> _TO BE DONE_
Find each line with "Antal" and copy it.
** BEGIN EXERCISE MATERIALS **
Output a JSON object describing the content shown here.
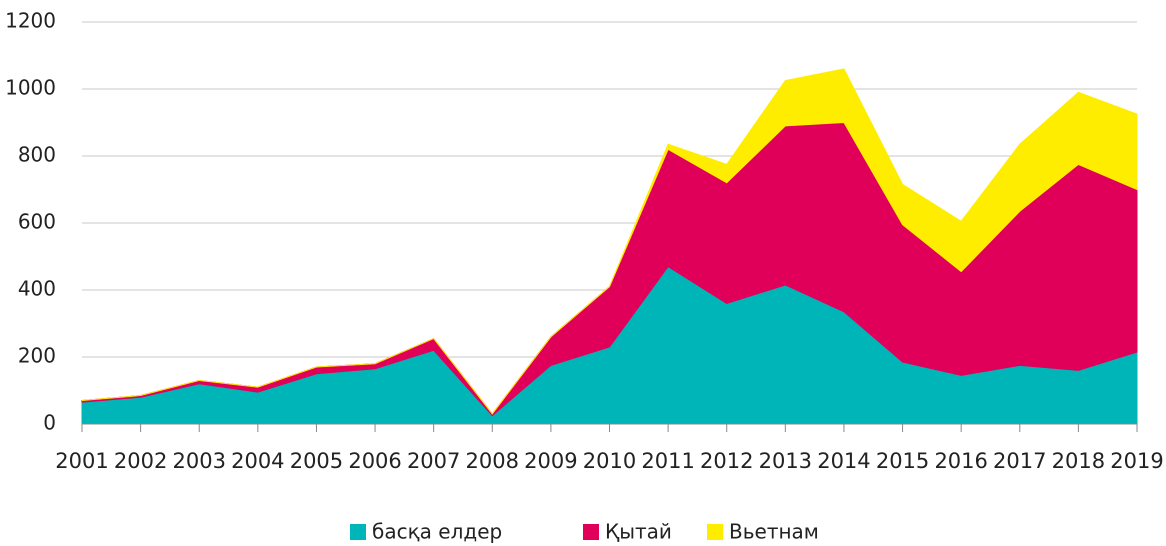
{
  "chart_data": {
    "type": "stacked_area",
    "categories": [
      "2001",
      "2002",
      "2003",
      "2004",
      "2005",
      "2006",
      "2007",
      "2008",
      "2009",
      "2010",
      "2011",
      "2012",
      "2013",
      "2014",
      "2015",
      "2016",
      "2017",
      "2018",
      "2019"
    ],
    "series": [
      {
        "name": "басқа елдер",
        "color": "#00b5b8",
        "values": [
          65,
          80,
          120,
          95,
          150,
          165,
          220,
          25,
          175,
          230,
          470,
          360,
          415,
          335,
          185,
          145,
          175,
          160,
          215
        ]
      },
      {
        "name": "Қытай",
        "color": "#e0005a",
        "values": [
          5,
          5,
          10,
          15,
          20,
          15,
          35,
          5,
          85,
          180,
          350,
          360,
          475,
          565,
          410,
          310,
          460,
          615,
          485
        ]
      },
      {
        "name": "Вьетнам",
        "color": "#ffed00",
        "values": [
          0,
          0,
          0,
          0,
          0,
          0,
          0,
          0,
          0,
          0,
          15,
          55,
          135,
          160,
          120,
          150,
          200,
          215,
          225
        ]
      }
    ],
    "ylim": [
      0,
      1200
    ],
    "yticks": [
      0,
      200,
      400,
      600,
      800,
      1000,
      1200
    ],
    "grid": true
  }
}
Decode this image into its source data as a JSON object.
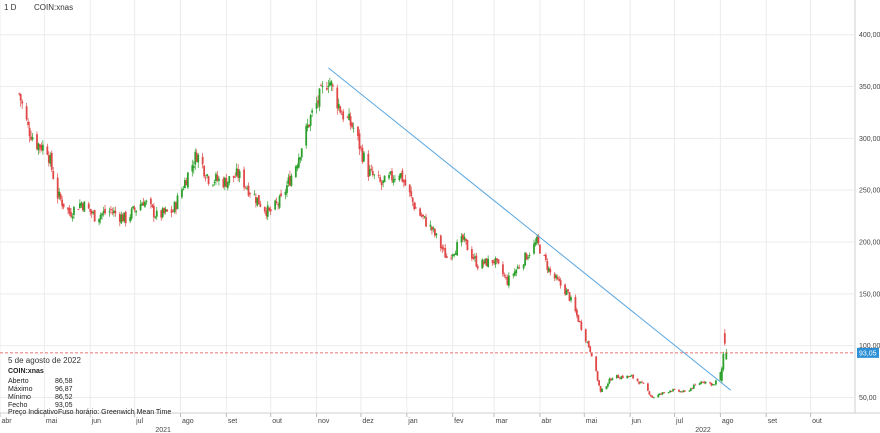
{
  "header": {
    "interval": "1 D",
    "symbol": "COIN:xnas"
  },
  "info": {
    "date": "5 de agosto de 2022",
    "symbol": "COIN:xnas",
    "rows": [
      {
        "label": "Aberto",
        "value": "86,58"
      },
      {
        "label": "Máximo",
        "value": "96,87"
      },
      {
        "label": "Mínimo",
        "value": "86,52"
      },
      {
        "label": "Fecho",
        "value": "93,05"
      }
    ],
    "footer_price": "Preço Indicativo",
    "footer_tz": "Fuso horário: Greenwich Mean Time"
  },
  "colors": {
    "up": "#2ca02c",
    "down": "#e04848",
    "trend": "#5aa7e0",
    "ref": "#e04848",
    "label_bg": "#2a8fd6"
  },
  "chart_data": {
    "type": "candlestick",
    "title": "",
    "ylim": [
      35,
      420
    ],
    "y_ticks": [
      "50,00",
      "100,00",
      "150,00",
      "200,00",
      "250,00",
      "300,00",
      "350,00",
      "400,00"
    ],
    "y_tick_values": [
      50,
      100,
      150,
      200,
      250,
      300,
      350,
      400
    ],
    "x_ticks": [
      "abr",
      "mai",
      "jun",
      "jul",
      "ago",
      "set",
      "out",
      "nov",
      "dez",
      "jan",
      "fev",
      "mar",
      "abr",
      "mai",
      "jun",
      "jul",
      "ago",
      "set",
      "out"
    ],
    "x_tick_months": [
      "2021-04",
      "2021-05",
      "2021-06",
      "2021-07",
      "2021-08",
      "2021-09",
      "2021-10",
      "2021-11",
      "2021-12",
      "2022-01",
      "2022-02",
      "2022-03",
      "2022-04",
      "2022-05",
      "2022-06",
      "2022-07",
      "2022-08",
      "2022-09",
      "2022-10"
    ],
    "year_labels": [
      {
        "label": "2021",
        "month": "2021-07"
      },
      {
        "label": "2022",
        "month": "2022-07"
      }
    ],
    "last_price": 93.05,
    "last_price_label": "93,05",
    "trendline": [
      {
        "date": "2021-11-09",
        "value": 368
      },
      {
        "date": "2022-08-08",
        "value": 57
      }
    ],
    "close_path": [
      {
        "date": "2021-04-14",
        "value": 343
      },
      {
        "date": "2021-04-20",
        "value": 310
      },
      {
        "date": "2021-04-26",
        "value": 295
      },
      {
        "date": "2021-05-03",
        "value": 290
      },
      {
        "date": "2021-05-10",
        "value": 245
      },
      {
        "date": "2021-05-18",
        "value": 228
      },
      {
        "date": "2021-05-26",
        "value": 238
      },
      {
        "date": "2021-06-04",
        "value": 225
      },
      {
        "date": "2021-06-15",
        "value": 230
      },
      {
        "date": "2021-06-25",
        "value": 222
      },
      {
        "date": "2021-07-07",
        "value": 240
      },
      {
        "date": "2021-07-16",
        "value": 225
      },
      {
        "date": "2021-07-27",
        "value": 230
      },
      {
        "date": "2021-08-05",
        "value": 262
      },
      {
        "date": "2021-08-12",
        "value": 285
      },
      {
        "date": "2021-08-20",
        "value": 262
      },
      {
        "date": "2021-08-31",
        "value": 258
      },
      {
        "date": "2021-09-09",
        "value": 265
      },
      {
        "date": "2021-09-20",
        "value": 244
      },
      {
        "date": "2021-09-30",
        "value": 228
      },
      {
        "date": "2021-10-08",
        "value": 240
      },
      {
        "date": "2021-10-18",
        "value": 275
      },
      {
        "date": "2021-10-28",
        "value": 320
      },
      {
        "date": "2021-11-09",
        "value": 358
      },
      {
        "date": "2021-11-18",
        "value": 325
      },
      {
        "date": "2021-11-26",
        "value": 310
      },
      {
        "date": "2021-12-06",
        "value": 268
      },
      {
        "date": "2021-12-15",
        "value": 255
      },
      {
        "date": "2021-12-27",
        "value": 268
      },
      {
        "date": "2022-01-07",
        "value": 232
      },
      {
        "date": "2022-01-18",
        "value": 212
      },
      {
        "date": "2022-01-28",
        "value": 185
      },
      {
        "date": "2022-02-08",
        "value": 202
      },
      {
        "date": "2022-02-18",
        "value": 178
      },
      {
        "date": "2022-03-01",
        "value": 182
      },
      {
        "date": "2022-03-10",
        "value": 162
      },
      {
        "date": "2022-03-22",
        "value": 185
      },
      {
        "date": "2022-03-30",
        "value": 200
      },
      {
        "date": "2022-04-08",
        "value": 170
      },
      {
        "date": "2022-04-20",
        "value": 150
      },
      {
        "date": "2022-04-29",
        "value": 118
      },
      {
        "date": "2022-05-06",
        "value": 92
      },
      {
        "date": "2022-05-12",
        "value": 55
      },
      {
        "date": "2022-05-20",
        "value": 70
      },
      {
        "date": "2022-06-02",
        "value": 70
      },
      {
        "date": "2022-06-10",
        "value": 62
      },
      {
        "date": "2022-06-16",
        "value": 50
      },
      {
        "date": "2022-06-28",
        "value": 57
      },
      {
        "date": "2022-07-08",
        "value": 55
      },
      {
        "date": "2022-07-20",
        "value": 66
      },
      {
        "date": "2022-07-28",
        "value": 62
      },
      {
        "date": "2022-08-02",
        "value": 78
      },
      {
        "date": "2022-08-04",
        "value": 110
      },
      {
        "date": "2022-08-05",
        "value": 93
      }
    ]
  }
}
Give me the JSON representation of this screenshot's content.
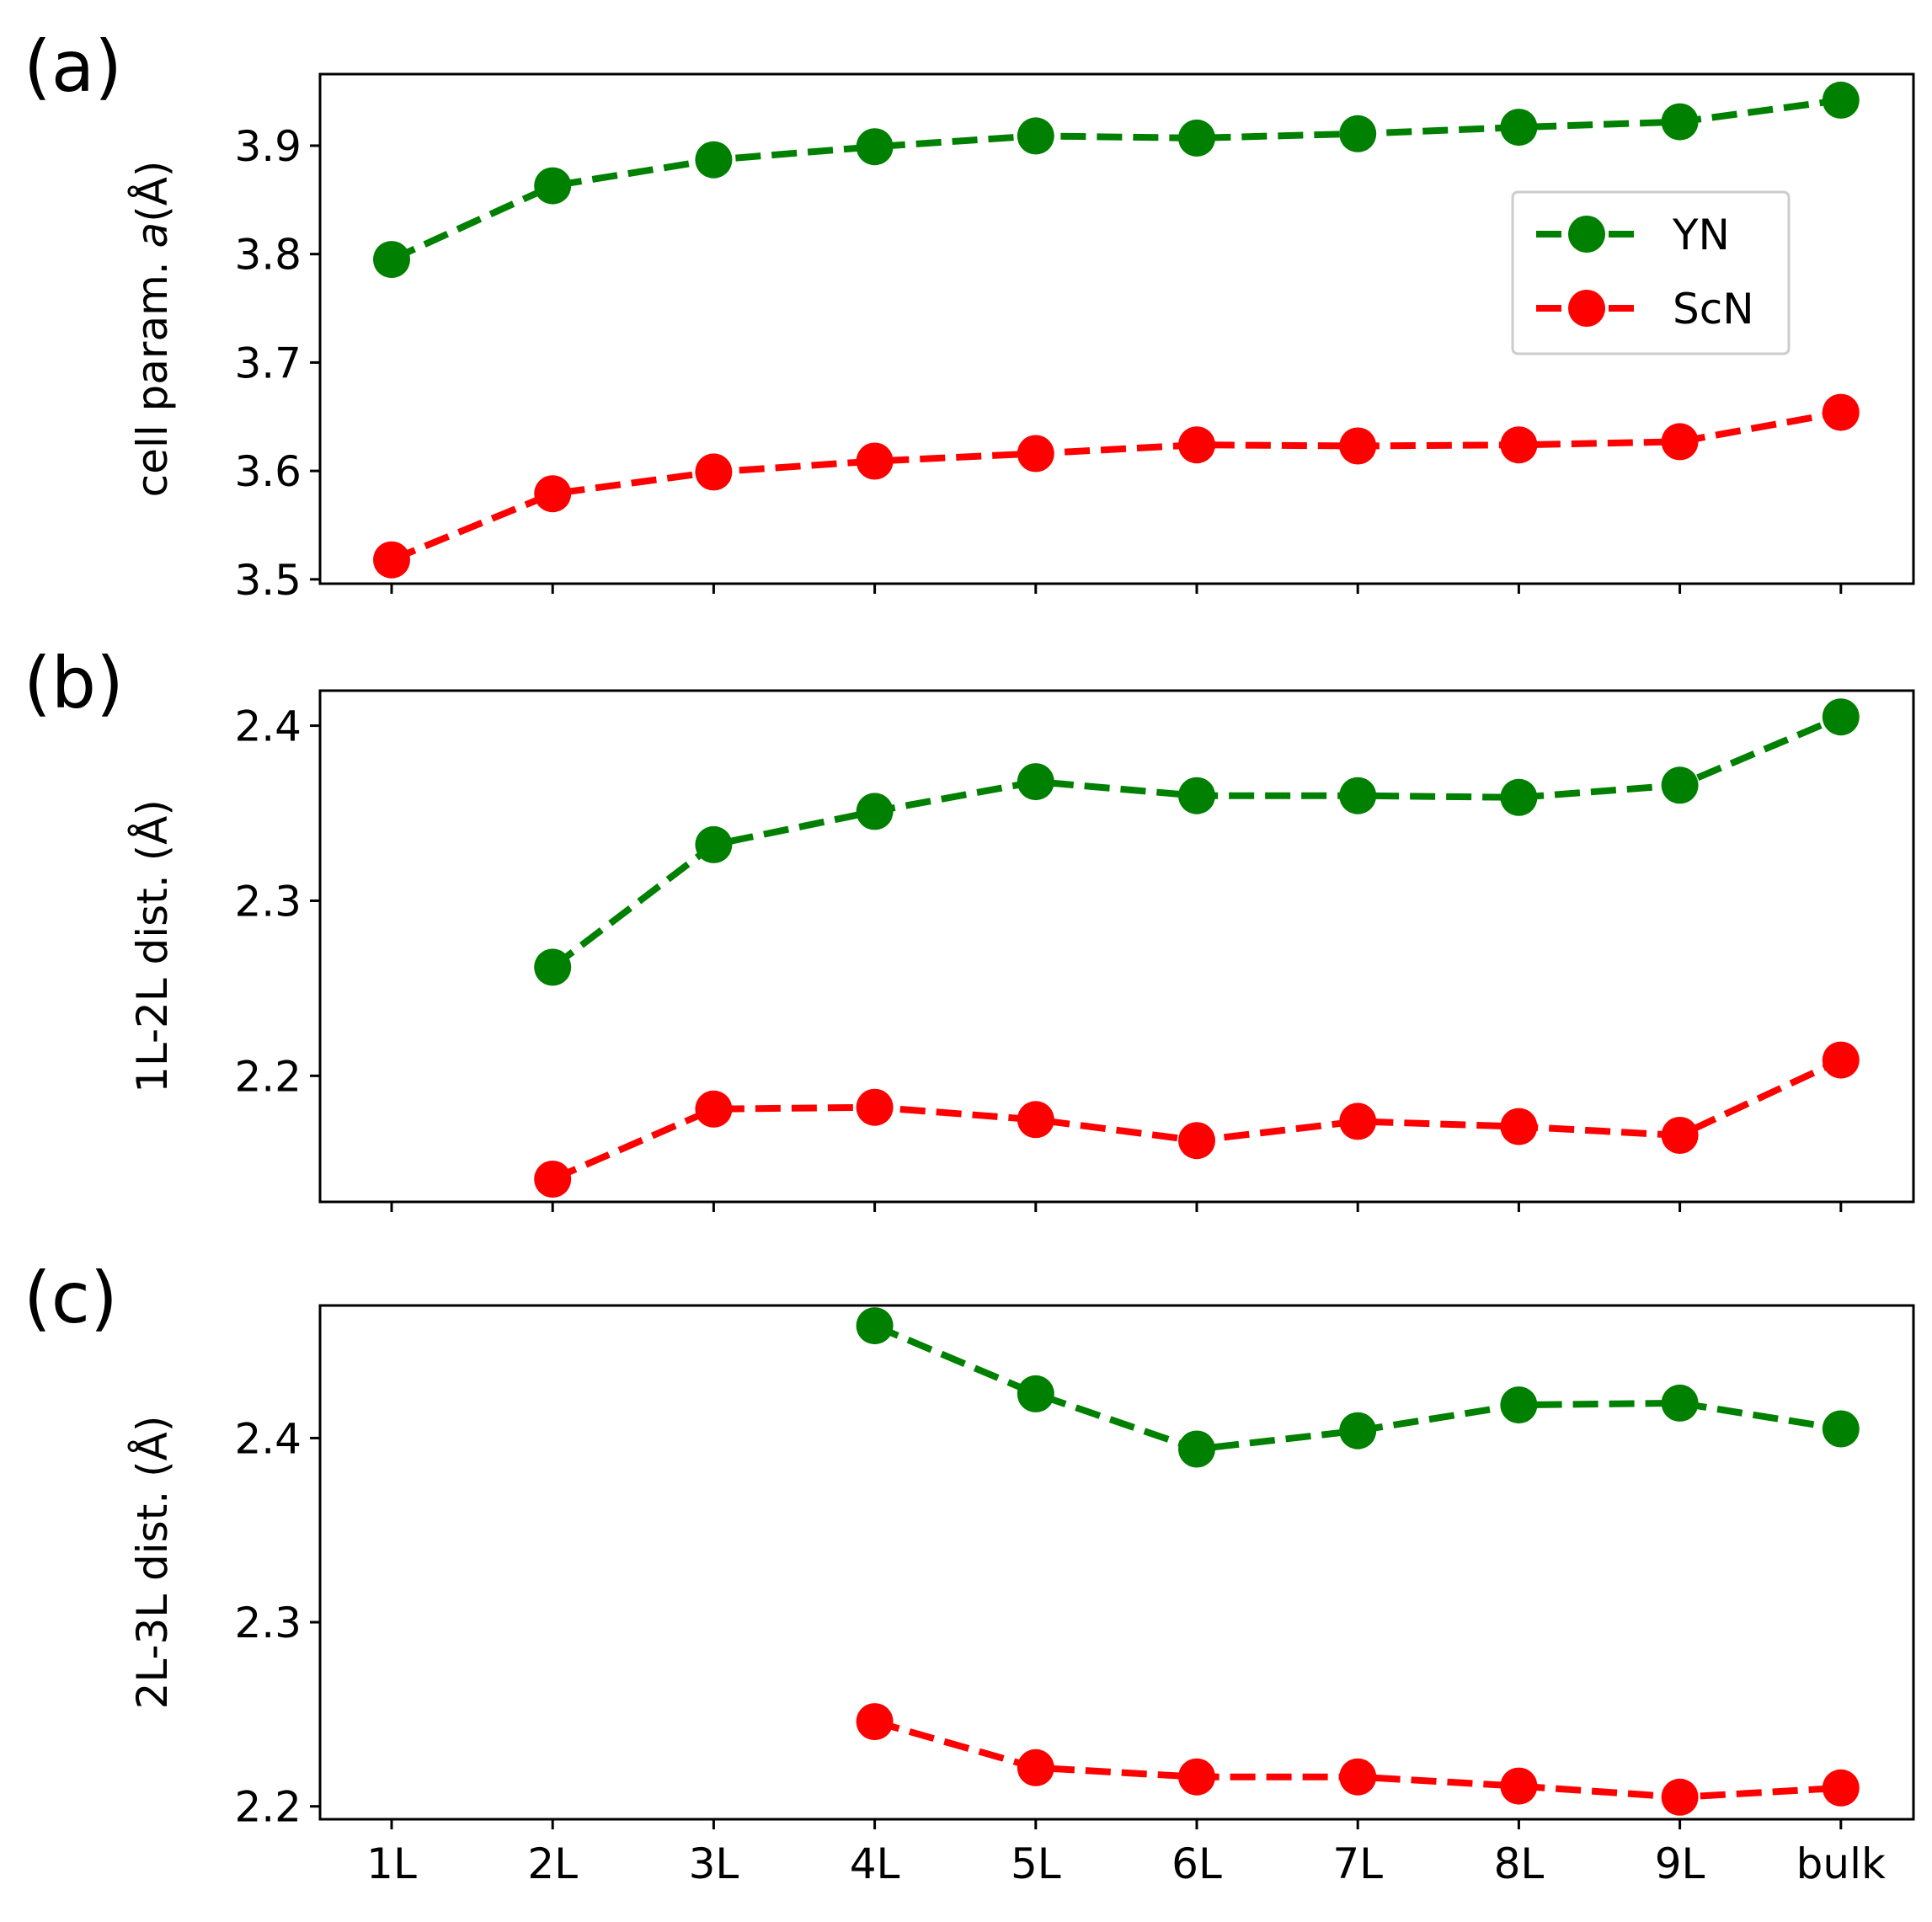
{
  "chart_data": [
    {
      "panel_label": "(a)",
      "type": "line",
      "ylabel_prefix": "cell param. ",
      "ylabel_italic": "a",
      "ylabel_suffix": "(Å)",
      "ylim": [
        3.496,
        3.966
      ],
      "yticks": [
        3.5,
        3.6,
        3.7,
        3.8,
        3.9
      ],
      "ytick_labels": [
        "3.5",
        "3.6",
        "3.7",
        "3.8",
        "3.9"
      ],
      "categories": [
        "1L",
        "2L",
        "3L",
        "4L",
        "5L",
        "6L",
        "7L",
        "8L",
        "9L",
        "bulk"
      ],
      "series": [
        {
          "name": "YN",
          "color": "#008000",
          "values": [
            3.795,
            3.863,
            3.887,
            3.899,
            3.909,
            3.907,
            3.911,
            3.917,
            3.922,
            3.942
          ]
        },
        {
          "name": "ScN",
          "color": "#ff0000",
          "values": [
            3.518,
            3.579,
            3.599,
            3.609,
            3.616,
            3.624,
            3.623,
            3.624,
            3.627,
            3.654
          ]
        }
      ],
      "legend": {
        "position": "right",
        "entries": [
          "YN",
          "ScN"
        ]
      }
    },
    {
      "panel_label": "(b)",
      "type": "line",
      "ylabel": "1L-2L dist. (Å)",
      "ylim": [
        2.128,
        2.42
      ],
      "yticks": [
        2.2,
        2.3,
        2.4
      ],
      "ytick_labels": [
        "2.2",
        "2.3",
        "2.4"
      ],
      "categories": [
        "1L",
        "2L",
        "3L",
        "4L",
        "5L",
        "6L",
        "7L",
        "8L",
        "9L",
        "bulk"
      ],
      "series": [
        {
          "name": "YN",
          "color": "#008000",
          "values": [
            null,
            2.262,
            2.332,
            2.351,
            2.368,
            2.36,
            2.36,
            2.359,
            2.366,
            2.405
          ]
        },
        {
          "name": "ScN",
          "color": "#ff0000",
          "values": [
            null,
            2.141,
            2.181,
            2.182,
            2.175,
            2.163,
            2.174,
            2.171,
            2.166,
            2.209
          ]
        }
      ]
    },
    {
      "panel_label": "(c)",
      "type": "line",
      "ylabel": "2L-3L dist. (Å)",
      "ylim": [
        2.193,
        2.472
      ],
      "yticks": [
        2.2,
        2.3,
        2.4
      ],
      "ytick_labels": [
        "2.2",
        "2.3",
        "2.4"
      ],
      "categories": [
        "1L",
        "2L",
        "3L",
        "4L",
        "5L",
        "6L",
        "7L",
        "8L",
        "9L",
        "bulk"
      ],
      "series": [
        {
          "name": "YN",
          "color": "#008000",
          "values": [
            null,
            null,
            null,
            2.461,
            2.424,
            2.394,
            2.404,
            2.418,
            2.419,
            2.405
          ]
        },
        {
          "name": "ScN",
          "color": "#ff0000",
          "values": [
            null,
            null,
            null,
            2.246,
            2.221,
            2.216,
            2.216,
            2.211,
            2.205,
            2.21
          ]
        }
      ]
    }
  ]
}
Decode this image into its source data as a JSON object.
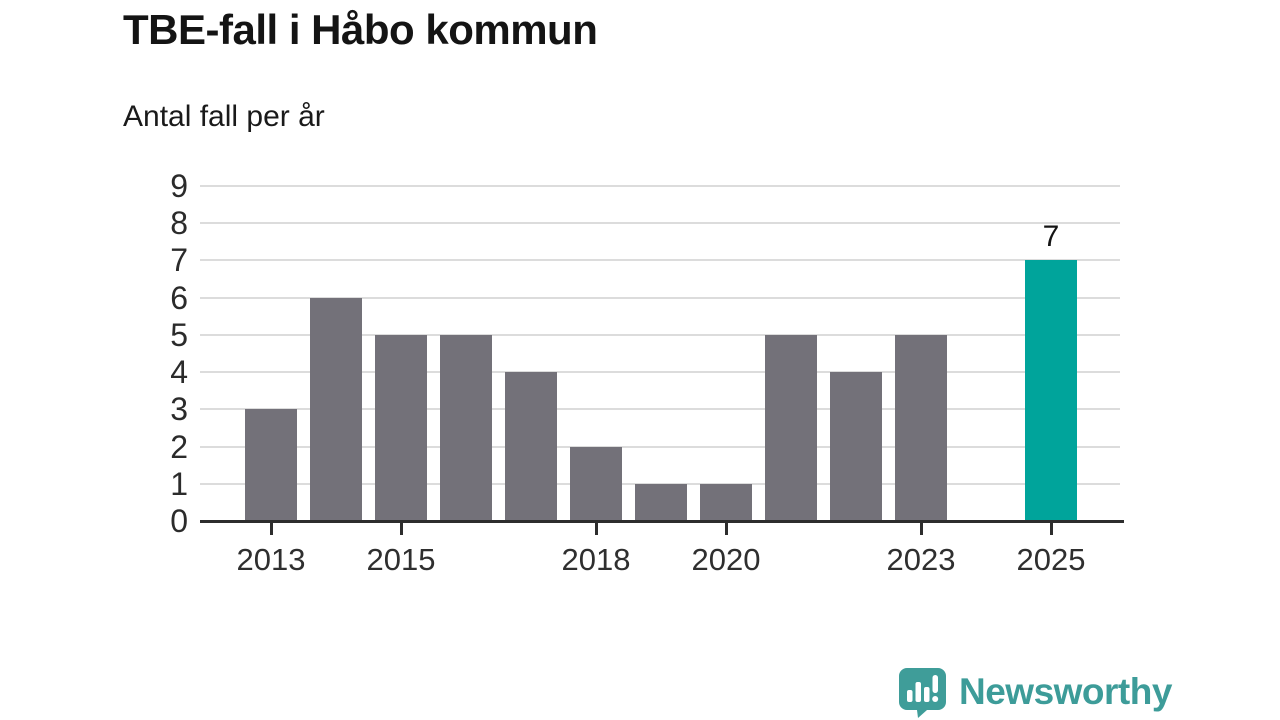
{
  "header": {
    "title": "TBE-fall i Håbo kommun",
    "subtitle": "Antal fall per år"
  },
  "chart_data": {
    "type": "bar",
    "title": "TBE-fall i Håbo kommun",
    "subtitle": "Antal fall per år",
    "categories": [
      2013,
      2014,
      2015,
      2016,
      2017,
      2018,
      2019,
      2020,
      2021,
      2022,
      2023,
      2024,
      2025
    ],
    "values": [
      3,
      6,
      5,
      5,
      4,
      2,
      1,
      1,
      5,
      4,
      5,
      0,
      7
    ],
    "highlight_category": 2025,
    "value_labels": [
      {
        "category": 2025,
        "text": "7"
      }
    ],
    "x_tick_years": [
      2013,
      2015,
      2018,
      2020,
      2023,
      2025
    ],
    "y_ticks": [
      0,
      1,
      2,
      3,
      4,
      5,
      6,
      7,
      8,
      9
    ],
    "ylim": [
      0,
      9
    ],
    "grid": true,
    "legend": "none",
    "colors": {
      "bar": "#737179",
      "highlight_bar": "#00a49b",
      "gridline": "#dcdcdc",
      "axis": "#2d2d2d",
      "tick_label": "#2f2f2f"
    }
  },
  "footer": {
    "brand": "Newsworthy",
    "brand_color": "#3d9c99",
    "logo_icon": "newsworthy-logo-icon"
  }
}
** END EXERCISE MATERIALS **
> _THE REPLY_
    "subtitle": "Antal fall per år"
    "subtitle": "Antal fall per år",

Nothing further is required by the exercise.